If you’re of a similar vintage to myself maybe you have the same reaction to the simple brand name Airfix that I do. Maybe you’re in your sixties or older and it doesn’t have any effect on you as it’s not something you were ever into– good luck to you. But for at least a fair proportion of us the mere mention of the name is enough to bring on a wave of nostalgia.
I’ll tell you why I mention it (eventually). I did really
enjoy making Airfix Model kits from the age of about 6 or 7 right through until
my early teens. Don’t get me wrong, I wouldn’t turn my nose up at Revell or
Tamiya kits but I much preferred Airfix. I still remember the enjoyable
anticipation of going to Brayleys on Northfields Avenue, the best model shop in
Ealing in my humble opinion and seeing just how far my meagre pocket money
would stretch. I started with airplanes but as time went on I wasn’t averse to
land vehicles as well.

+ + + + +

CHALLENGES.
a. In the Airfix recollection, on which street was the model shop Brayleys located?
b. Reproduce the Airfix recollection starting with "If you’re of" and going on through "vehicles as well.", switching "airplanes" to "warships".
c. Summarize the Airfix recollection in two sentences.
The data that come after the Airfix recollection can be left aside, because everything here is answered from the recollection alone.

PROVIDED MATERIAL.
+ + + + +

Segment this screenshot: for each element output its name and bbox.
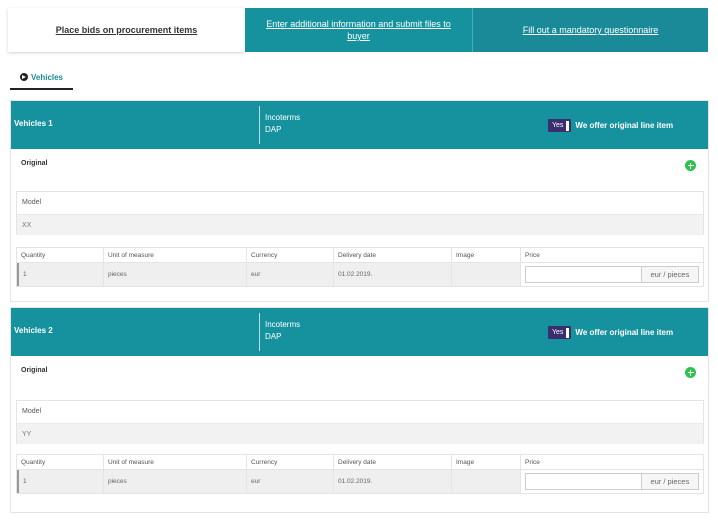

+ + + + +

ANSWERS IN ORDER.
a. Northfields Avenue, in Ealing.

b.
If you’re of a similar vintage to myself maybe you have the same reaction to the simple brand name Airfix that I do. Maybe you’re in your sixties or older and it doesn’t have any effect on you as it’s not something you were ever into– good luck to you. But for at least a fair proportion of us the mere mention of the name is enough to bring on a wave of nostalgia.
I’ll tell you why I mention it (eventually). I did really
enjoy making Airfix Model kits from the age of about 6 or 7 right through until
my early teens. Don’t get me wrong, I wouldn’t turn my nose up at Revell or
Tamiya kits but I much preferred Airfix. I still remember the enjoyable
anticipation of going to Brayleys on Northfields Avenue, the best model shop in
Ealing in my humble opinion and seeing just how far my meagre pocket money
would stretch. I started with warships but as time went on I wasn’t averse to
land vehicles as well.

c. For many people of the writer's vintage, the mere mention of the Airfix name brings on a wave of nostalgia. The writer enjoyed making Airfix model kits from about the age of 6 or 7 until the early teens, preferred them to Revell or Tamiya kits, bought them at Brayleys on Northfields Avenue in Ealing, and moved from airplanes to land vehicles as well.